### Exercise goal:
Go through the entries one line at a time, and gather every line that has the word "Actual".

***

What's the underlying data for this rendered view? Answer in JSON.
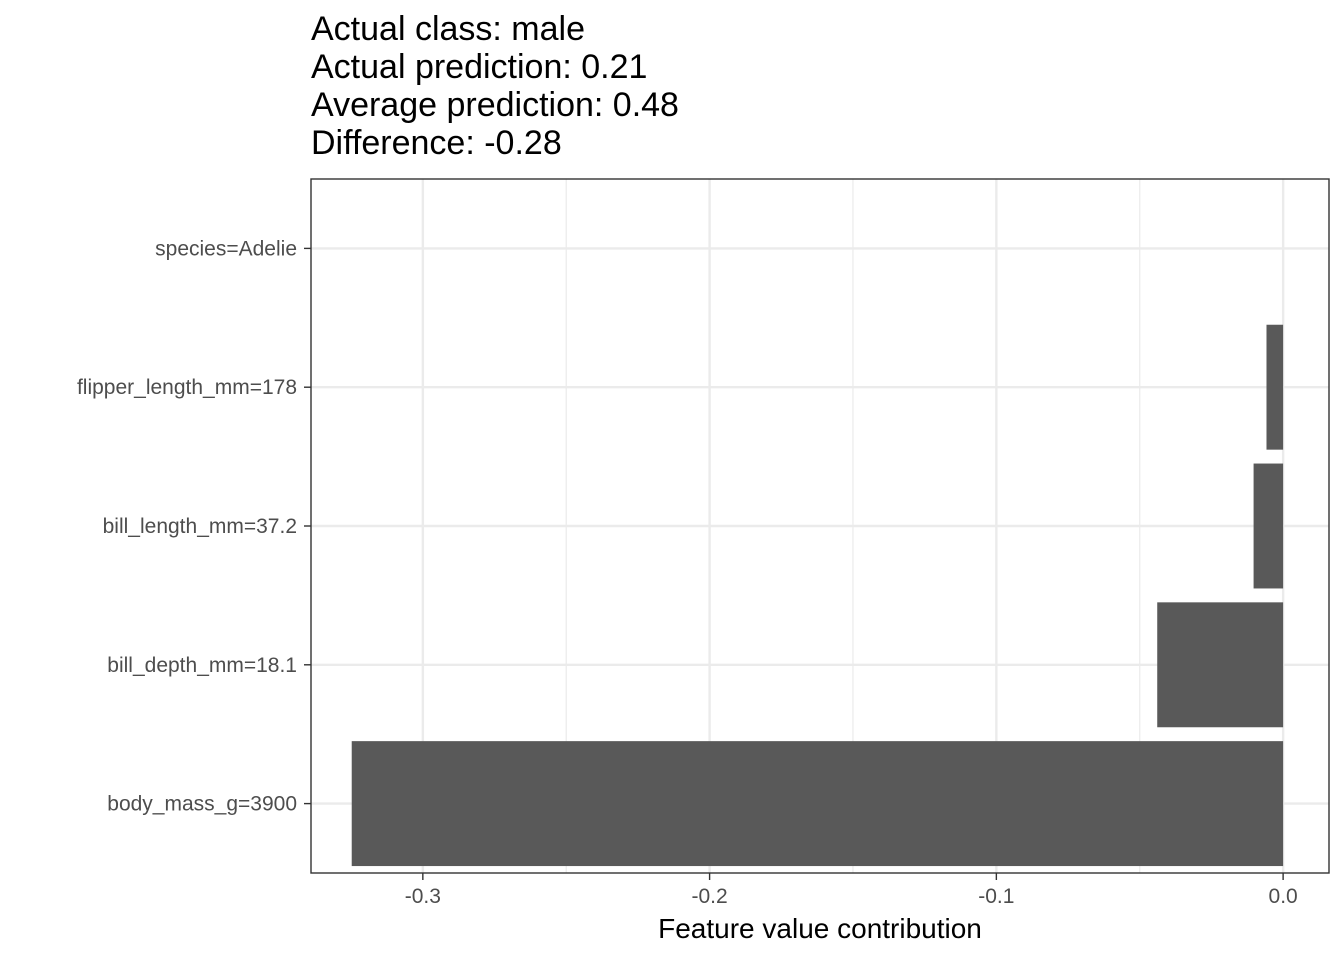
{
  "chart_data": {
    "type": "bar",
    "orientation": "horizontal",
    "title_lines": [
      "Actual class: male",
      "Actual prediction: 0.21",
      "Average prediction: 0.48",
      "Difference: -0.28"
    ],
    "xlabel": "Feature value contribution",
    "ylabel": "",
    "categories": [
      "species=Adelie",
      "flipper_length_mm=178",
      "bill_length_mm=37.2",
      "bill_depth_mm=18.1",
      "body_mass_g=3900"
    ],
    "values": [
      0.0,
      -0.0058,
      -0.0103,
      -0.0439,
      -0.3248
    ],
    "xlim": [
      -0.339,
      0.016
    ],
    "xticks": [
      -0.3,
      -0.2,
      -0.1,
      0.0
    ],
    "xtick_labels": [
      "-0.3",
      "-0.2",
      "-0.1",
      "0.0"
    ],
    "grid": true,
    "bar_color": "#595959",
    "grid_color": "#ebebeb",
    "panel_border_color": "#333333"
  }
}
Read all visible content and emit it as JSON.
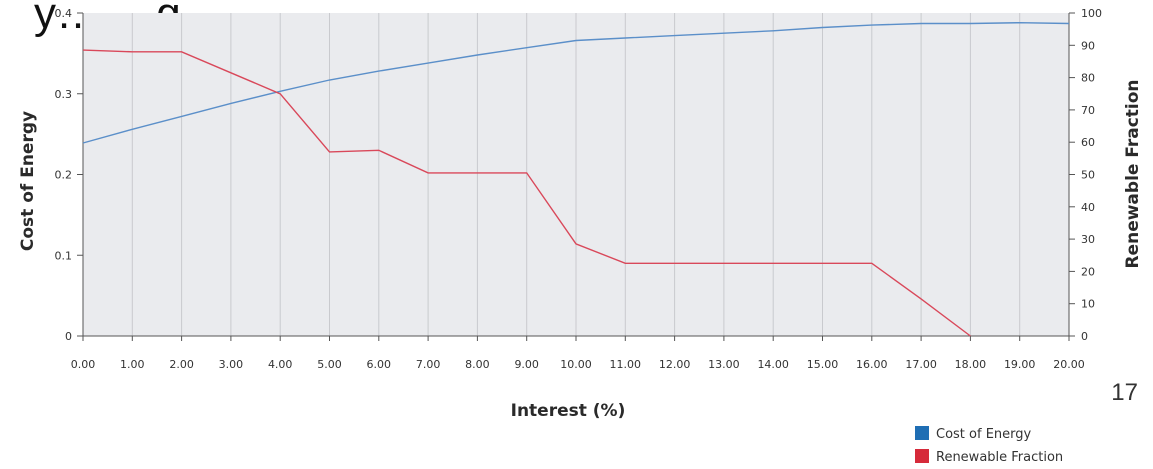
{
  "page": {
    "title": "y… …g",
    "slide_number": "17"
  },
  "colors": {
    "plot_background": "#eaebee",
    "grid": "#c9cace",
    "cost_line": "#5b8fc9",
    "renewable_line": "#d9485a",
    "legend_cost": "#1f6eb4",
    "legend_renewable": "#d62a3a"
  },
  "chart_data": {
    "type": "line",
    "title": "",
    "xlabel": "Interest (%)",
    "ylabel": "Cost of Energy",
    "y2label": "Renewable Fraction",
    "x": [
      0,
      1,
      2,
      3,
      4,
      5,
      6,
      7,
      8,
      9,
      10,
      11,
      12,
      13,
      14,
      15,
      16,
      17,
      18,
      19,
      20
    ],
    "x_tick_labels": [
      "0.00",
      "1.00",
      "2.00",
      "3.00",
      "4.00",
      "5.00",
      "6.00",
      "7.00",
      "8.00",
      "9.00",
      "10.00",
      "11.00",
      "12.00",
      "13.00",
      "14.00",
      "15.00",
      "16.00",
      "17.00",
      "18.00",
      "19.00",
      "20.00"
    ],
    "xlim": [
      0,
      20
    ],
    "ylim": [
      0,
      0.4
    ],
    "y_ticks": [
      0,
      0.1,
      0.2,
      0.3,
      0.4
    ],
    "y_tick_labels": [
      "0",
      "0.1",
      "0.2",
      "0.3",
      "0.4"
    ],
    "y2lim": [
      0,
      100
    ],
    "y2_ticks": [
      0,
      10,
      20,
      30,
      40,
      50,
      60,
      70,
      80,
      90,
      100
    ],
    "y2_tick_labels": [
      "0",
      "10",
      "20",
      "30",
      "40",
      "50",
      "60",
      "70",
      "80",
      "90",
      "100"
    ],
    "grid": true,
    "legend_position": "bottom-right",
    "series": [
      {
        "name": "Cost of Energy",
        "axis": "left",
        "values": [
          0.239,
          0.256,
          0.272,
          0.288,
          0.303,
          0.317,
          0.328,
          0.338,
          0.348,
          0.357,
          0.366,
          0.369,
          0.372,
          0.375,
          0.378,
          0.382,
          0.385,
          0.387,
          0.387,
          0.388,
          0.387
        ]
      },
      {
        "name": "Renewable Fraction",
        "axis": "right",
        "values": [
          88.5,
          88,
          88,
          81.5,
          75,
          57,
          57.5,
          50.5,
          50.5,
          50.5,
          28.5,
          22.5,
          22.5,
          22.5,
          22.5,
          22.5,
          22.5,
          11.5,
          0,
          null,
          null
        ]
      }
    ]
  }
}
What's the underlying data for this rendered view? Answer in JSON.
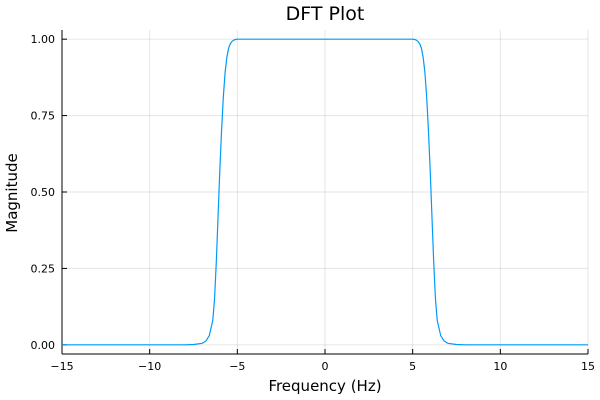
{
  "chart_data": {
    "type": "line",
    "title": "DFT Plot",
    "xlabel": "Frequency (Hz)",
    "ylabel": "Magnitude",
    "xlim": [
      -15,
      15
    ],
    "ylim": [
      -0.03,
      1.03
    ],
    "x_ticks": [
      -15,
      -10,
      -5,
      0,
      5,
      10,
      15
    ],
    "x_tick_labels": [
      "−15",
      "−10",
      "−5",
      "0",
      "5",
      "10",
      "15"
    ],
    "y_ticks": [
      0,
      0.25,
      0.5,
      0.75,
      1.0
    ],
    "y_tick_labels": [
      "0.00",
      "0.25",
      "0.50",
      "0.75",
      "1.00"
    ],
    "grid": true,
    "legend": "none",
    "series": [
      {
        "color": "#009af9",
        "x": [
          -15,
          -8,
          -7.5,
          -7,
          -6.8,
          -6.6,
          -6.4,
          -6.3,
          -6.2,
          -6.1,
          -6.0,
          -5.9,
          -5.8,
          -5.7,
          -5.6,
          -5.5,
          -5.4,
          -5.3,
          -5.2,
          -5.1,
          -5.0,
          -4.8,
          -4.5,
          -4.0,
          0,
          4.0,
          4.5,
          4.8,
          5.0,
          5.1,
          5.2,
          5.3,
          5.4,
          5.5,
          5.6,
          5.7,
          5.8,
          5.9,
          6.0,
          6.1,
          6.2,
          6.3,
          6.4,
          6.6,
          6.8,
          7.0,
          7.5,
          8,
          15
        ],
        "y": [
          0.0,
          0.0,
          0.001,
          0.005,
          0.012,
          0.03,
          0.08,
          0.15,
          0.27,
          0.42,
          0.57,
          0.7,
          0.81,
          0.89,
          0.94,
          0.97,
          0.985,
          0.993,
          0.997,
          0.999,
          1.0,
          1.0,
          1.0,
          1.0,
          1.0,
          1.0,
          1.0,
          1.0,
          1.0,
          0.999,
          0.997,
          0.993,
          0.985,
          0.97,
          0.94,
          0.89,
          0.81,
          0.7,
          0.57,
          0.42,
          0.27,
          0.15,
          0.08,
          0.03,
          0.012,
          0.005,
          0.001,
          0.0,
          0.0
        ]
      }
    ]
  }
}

***

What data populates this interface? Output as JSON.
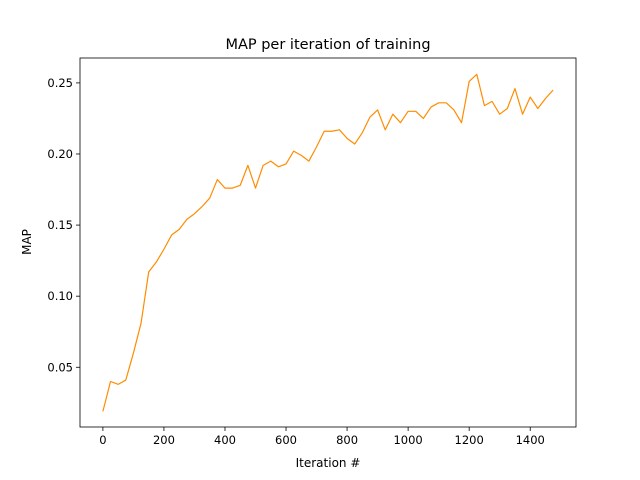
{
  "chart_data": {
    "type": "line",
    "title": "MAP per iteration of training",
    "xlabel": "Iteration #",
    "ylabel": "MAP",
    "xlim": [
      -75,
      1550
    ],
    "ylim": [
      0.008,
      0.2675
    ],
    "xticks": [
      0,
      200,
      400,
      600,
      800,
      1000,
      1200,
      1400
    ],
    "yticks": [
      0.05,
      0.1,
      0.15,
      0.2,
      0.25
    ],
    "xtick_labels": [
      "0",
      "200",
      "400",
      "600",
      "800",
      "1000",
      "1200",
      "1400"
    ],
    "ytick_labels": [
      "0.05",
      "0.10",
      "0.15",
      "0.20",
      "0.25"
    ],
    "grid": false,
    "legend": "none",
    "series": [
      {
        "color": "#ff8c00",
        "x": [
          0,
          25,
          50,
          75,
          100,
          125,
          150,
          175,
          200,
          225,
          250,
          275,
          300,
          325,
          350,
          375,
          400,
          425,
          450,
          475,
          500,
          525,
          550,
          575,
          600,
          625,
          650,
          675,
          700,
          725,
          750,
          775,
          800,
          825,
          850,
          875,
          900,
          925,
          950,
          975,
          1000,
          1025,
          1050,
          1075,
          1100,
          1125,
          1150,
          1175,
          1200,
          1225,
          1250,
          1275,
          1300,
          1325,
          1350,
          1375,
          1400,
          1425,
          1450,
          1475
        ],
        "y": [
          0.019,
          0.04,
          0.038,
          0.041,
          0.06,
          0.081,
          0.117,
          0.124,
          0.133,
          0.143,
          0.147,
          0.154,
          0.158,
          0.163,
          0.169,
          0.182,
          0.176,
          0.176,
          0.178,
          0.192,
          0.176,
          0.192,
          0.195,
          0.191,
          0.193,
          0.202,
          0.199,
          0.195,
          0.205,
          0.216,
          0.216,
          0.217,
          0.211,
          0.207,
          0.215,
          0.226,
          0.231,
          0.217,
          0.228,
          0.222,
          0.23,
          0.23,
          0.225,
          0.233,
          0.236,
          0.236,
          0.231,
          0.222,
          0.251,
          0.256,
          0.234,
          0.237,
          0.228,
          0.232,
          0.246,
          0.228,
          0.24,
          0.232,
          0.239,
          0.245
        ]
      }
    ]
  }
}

***

### Problem solution:
      "Actual class: male",
      "Actual prediction: 0.21",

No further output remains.